Render the data lines as a Markdown table with the columns Row and Entry, numbering each row and leaving out blank lines. Begin at the line that has "receiver-label: C1 RX [112, 2, 151, 17]" and stop after the line that has "rx-signal-icon: ▪▪▪ [152, 5, 166, 13]", including no other lines.

══ EXERCISE MATERIALS

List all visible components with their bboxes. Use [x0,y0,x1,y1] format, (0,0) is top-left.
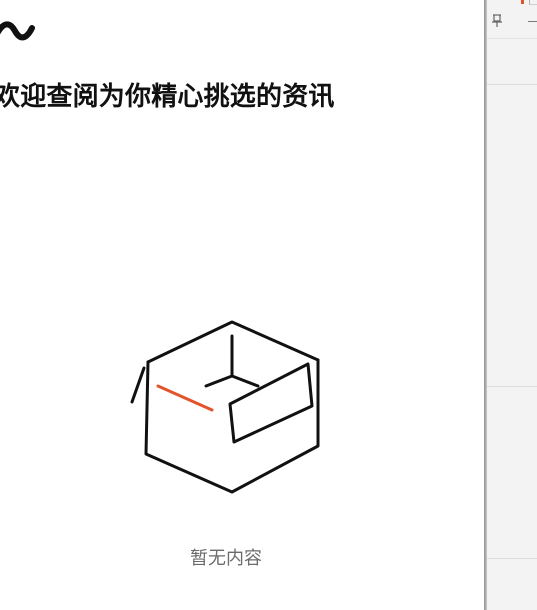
news-panel: 欢迎查阅为你精心挑选的资讯 暂无内容 [0,0,484,610]
tab-edge [529,0,537,5]
brand-wave-logo [0,21,35,41]
side-pane-divider [487,386,537,387]
empty-box-icon [130,320,320,494]
side-pane-divider [487,84,537,85]
minimize-icon[interactable] [528,21,537,22]
side-pane [487,0,537,610]
accent-marker [521,0,524,4]
page-title: 欢迎查阅为你精心挑选的资讯 [0,82,335,112]
side-pane-divider [487,558,537,559]
side-pane-toolbar [487,0,537,39]
empty-state-text: 暂无内容 [190,548,262,569]
pin-icon[interactable] [491,14,503,28]
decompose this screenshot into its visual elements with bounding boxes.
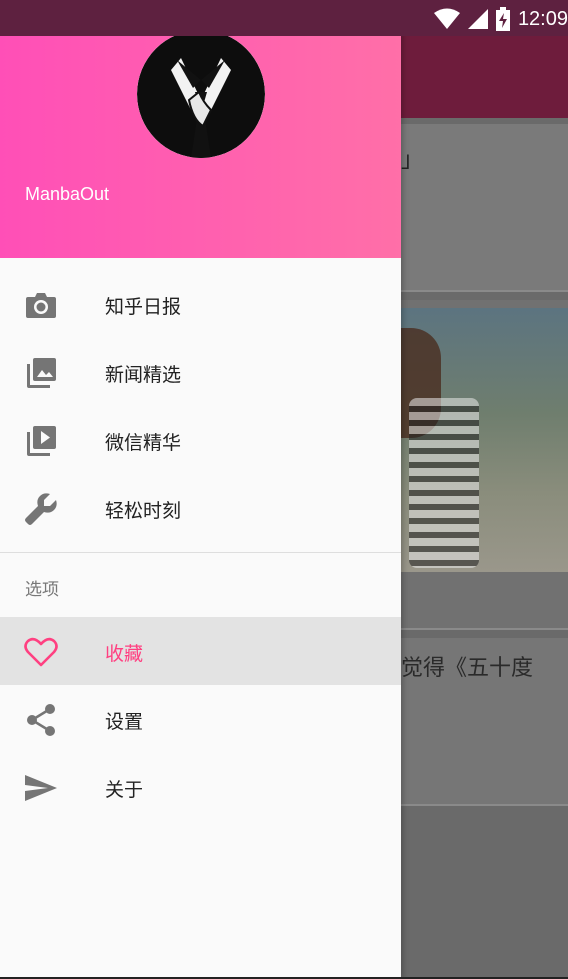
card-title-fragment: 觉得《五十度	[401, 656, 534, 681]
section-title: 选项	[25, 580, 59, 600]
menu-item-label: 设置	[105, 711, 144, 733]
heart-icon	[24, 635, 58, 669]
card-title-fragment: 」	[401, 148, 424, 173]
menu-item-label: 新闻精选	[105, 364, 182, 386]
menu-item-about[interactable]: 关于	[0, 753, 401, 821]
wifi-icon	[433, 8, 460, 29]
menu-item-label: 关于	[105, 779, 144, 801]
video-library-icon	[24, 424, 58, 458]
card-photo	[401, 308, 568, 572]
menu-item-label: 收藏	[105, 643, 144, 665]
photo-detail	[409, 398, 479, 568]
menu-item-zhihu-daily[interactable]: 知乎日报	[0, 270, 401, 338]
menu-item-label: 知乎日报	[105, 296, 182, 318]
navigation-drawer: ManbaOut 知乎日报 新闻精选 微信精华 轻松时刻 选项 收藏 设置 关于	[0, 0, 401, 979]
news-card: 」	[401, 124, 568, 292]
menu-item-settings[interactable]: 设置	[0, 685, 401, 753]
share-icon	[24, 703, 58, 737]
battery-charging-icon	[495, 7, 510, 31]
menu-item-label: 轻松时刻	[105, 500, 182, 522]
news-card: 觉得《五十度	[401, 638, 568, 806]
menu-item-relax-moment[interactable]: 轻松时刻	[0, 474, 401, 542]
menu-item-label: 微信精华	[105, 432, 182, 454]
menu-item-news-picks[interactable]: 新闻精选	[0, 338, 401, 406]
section-header-options: 选项	[0, 553, 401, 617]
drawer-header: ManbaOut	[0, 30, 401, 258]
status-time: 12:09	[517, 7, 568, 30]
wrench-icon	[24, 492, 58, 526]
menu-item-wechat-essence[interactable]: 微信精华	[0, 406, 401, 474]
menu-item-favorites[interactable]: 收藏	[0, 617, 401, 685]
photo-library-icon	[24, 356, 58, 390]
signal-icon	[467, 9, 488, 29]
send-icon	[24, 771, 58, 805]
status-bar: 12:09	[0, 0, 568, 36]
avatar-image	[137, 30, 265, 158]
avatar[interactable]	[137, 30, 265, 158]
news-card-image	[401, 300, 568, 630]
camera-icon	[24, 288, 58, 322]
drawer-menu: 知乎日报 新闻精选 微信精华 轻松时刻 选项 收藏 设置 关于	[0, 270, 401, 821]
username: ManbaOut	[25, 184, 110, 204]
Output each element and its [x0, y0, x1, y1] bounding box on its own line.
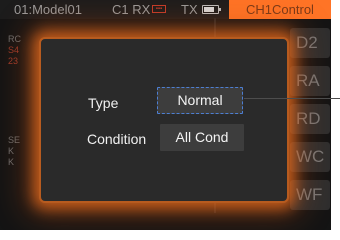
receiver-label: C1 RX [112, 2, 151, 17]
background-button-wc[interactable]: WC [290, 142, 330, 172]
type-label: Type [88, 95, 119, 111]
channel-title: CH1Control [229, 0, 331, 19]
device-screen: 01:Model01 C1 RX ▪▪▪ TX CH1Control RC S4… [0, 0, 331, 230]
rx-signal-icon: ▪▪▪ [152, 5, 166, 13]
background-button-rd[interactable]: RD [290, 104, 330, 134]
background-side-panel: RC S4 23 SE K K [8, 34, 21, 167]
background-button-d2[interactable]: D2 [290, 28, 330, 58]
model-name: 01:Model01 [14, 2, 82, 17]
type-dialog: Type Normal Condition All Cond [39, 37, 289, 203]
type-select[interactable]: Normal [157, 87, 243, 114]
condition-label: Condition [87, 131, 147, 147]
background-button-wf[interactable]: WF [290, 180, 330, 210]
transmitter-label: TX [181, 2, 198, 17]
callout-line [244, 98, 340, 99]
background-button-ra[interactable]: RA [290, 66, 330, 96]
condition-select[interactable]: All Cond [160, 124, 244, 151]
status-bar: 01:Model01 C1 RX ▪▪▪ TX CH1Control [0, 0, 331, 19]
battery-icon [202, 5, 221, 14]
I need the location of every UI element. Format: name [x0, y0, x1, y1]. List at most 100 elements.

════

**REPLY TO THE EXERCISE:**
| Row | Entry |
|---|---|
| 1 | receiver-label: C1 RX [112, 2, 151, 17] |
| 2 | background-button-wc[interactable]: WC [290, 142, 330, 172] |
| 3 | type-label: Type [88, 95, 119, 111] |
| 4 | channel-title: CH1Control [229, 0, 331, 19] |
| 5 | device-screen: 01:Model01 C1 RX ▪▪▪ TX CH1Control RC S4… [0, 0, 331, 230] |
| 6 | rx-signal-icon: ▪▪▪ [152, 5, 166, 13] |